▶ _Task to complete_: Images are not part of the copy; write out the rest of the data exactly as given.

[start Records for this exercise]

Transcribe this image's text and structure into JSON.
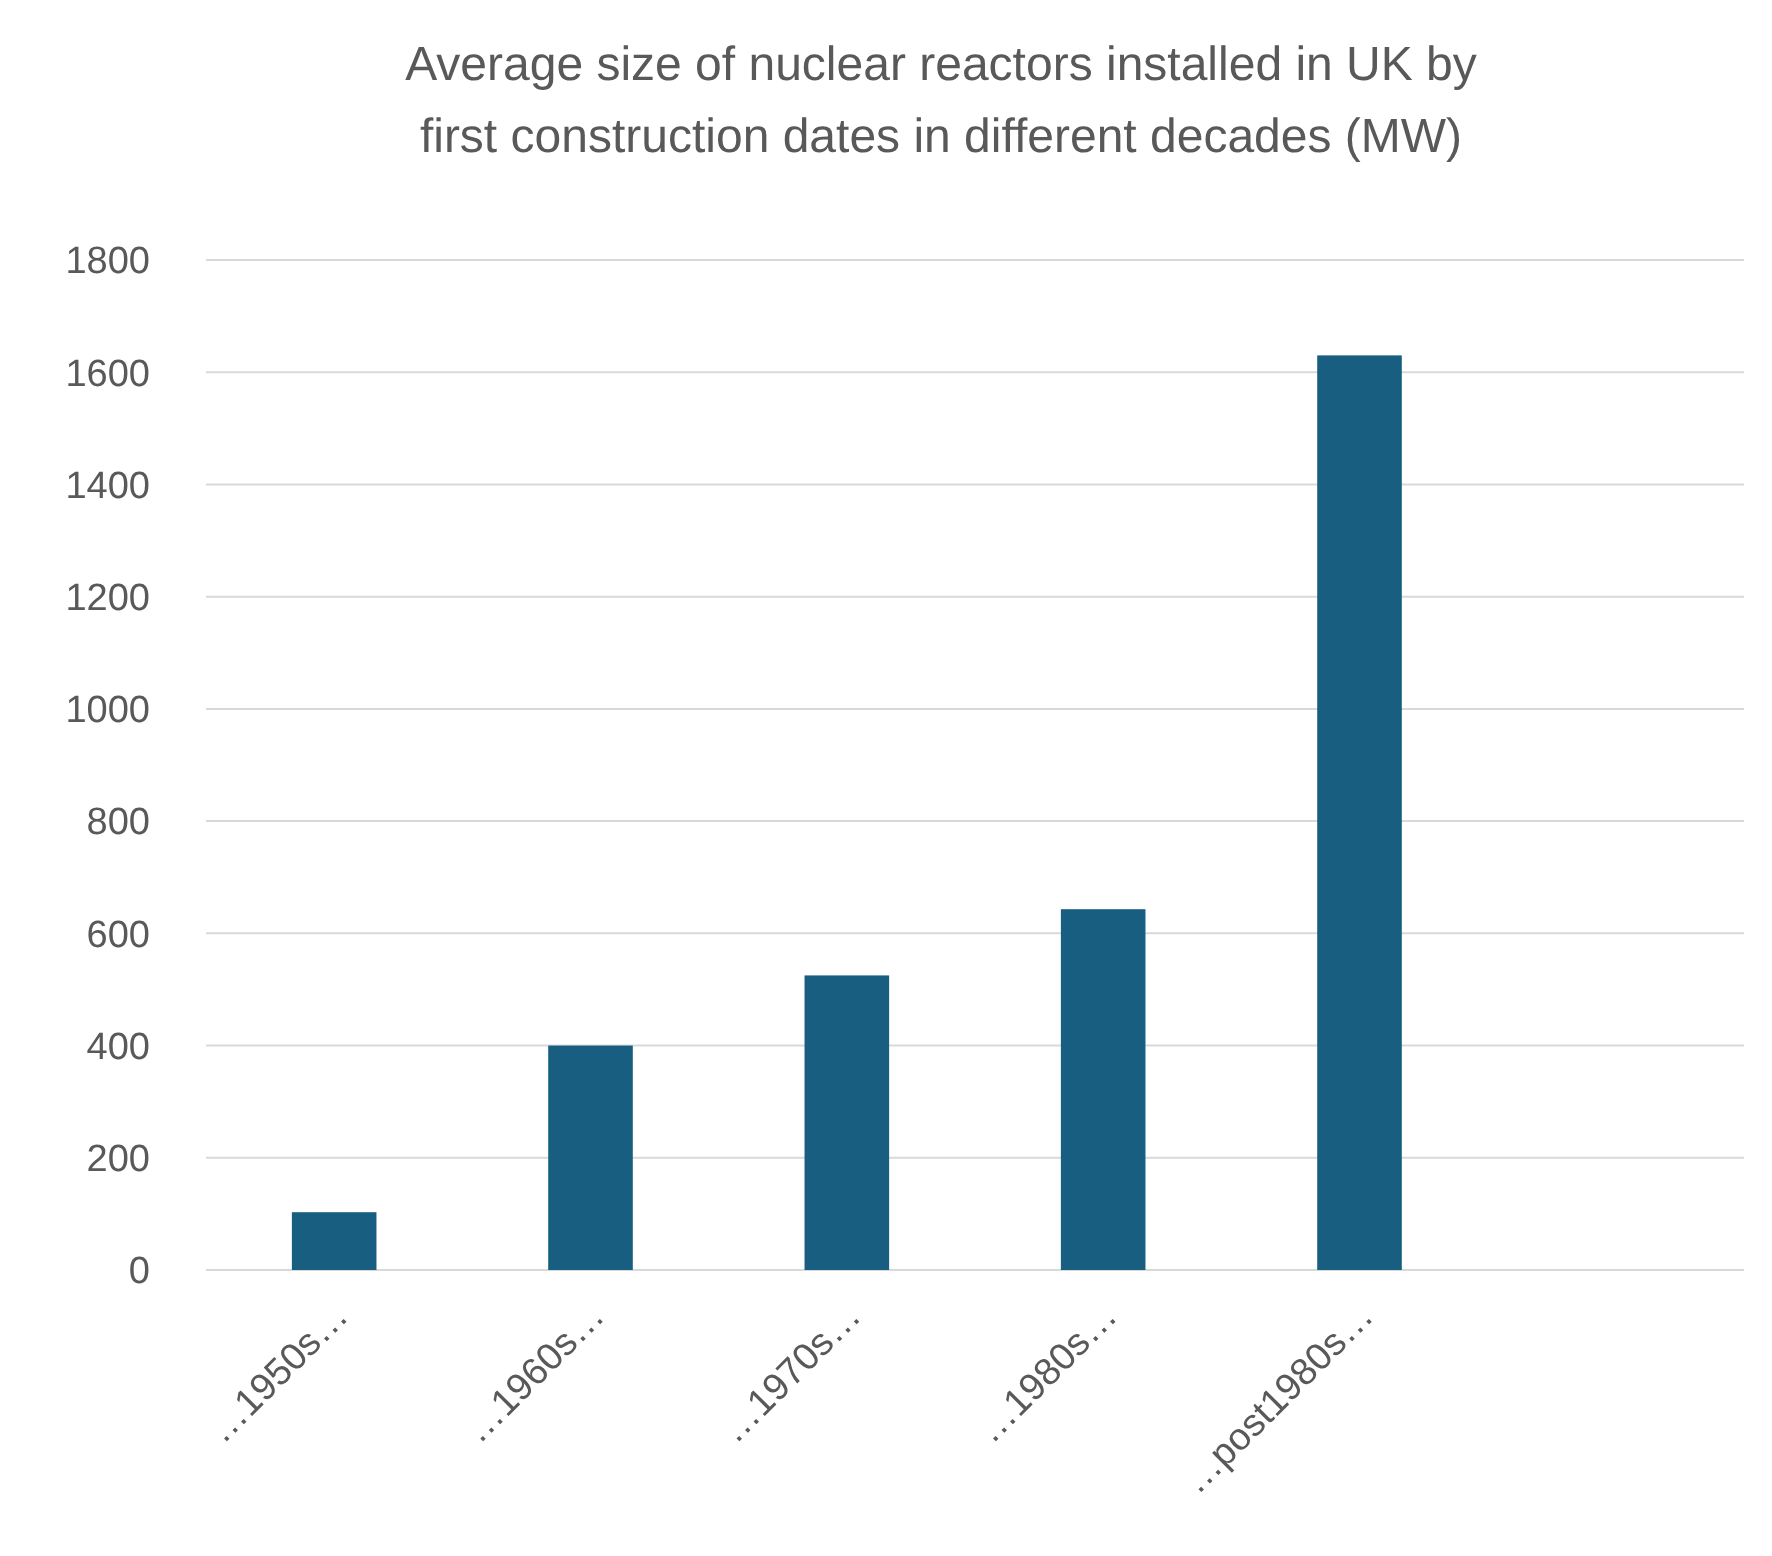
{
  "chart_data": {
    "type": "bar",
    "title": "Average size of nuclear reactors installed in UK by first construction dates in different decades (MW)",
    "categories": [
      "…1950s…",
      "…1960s…",
      "…1970s…",
      "…1980s…",
      "…post1980s…",
      null
    ],
    "values": [
      103,
      400,
      525,
      643,
      1630,
      null
    ],
    "color": "#175e80",
    "ylim": [
      0,
      1800
    ],
    "yticks": [
      0,
      200,
      400,
      600,
      800,
      1000,
      1200,
      1400,
      1600,
      1800
    ],
    "grid": "y"
  }
}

[end Records for this exercise]

▶ _Complete response_:
Transcribe this image's text and structure into JSON.
{
  "chart_data": {
    "type": "bar",
    "title": "Average size of nuclear reactors installed in UK by first construction dates in different decades (MW)",
    "categories": [
      "…1950s…",
      "…1960s…",
      "…1970s…",
      "…1980s…",
      "…post1980s…",
      null
    ],
    "values": [
      103,
      400,
      525,
      643,
      1630,
      null
    ],
    "color": "#175e80",
    "ylim": [
      0,
      1800
    ],
    "yticks": [
      0,
      200,
      400,
      600,
      800,
      1000,
      1200,
      1400,
      1600,
      1800
    ],
    "grid": "y"
  }
}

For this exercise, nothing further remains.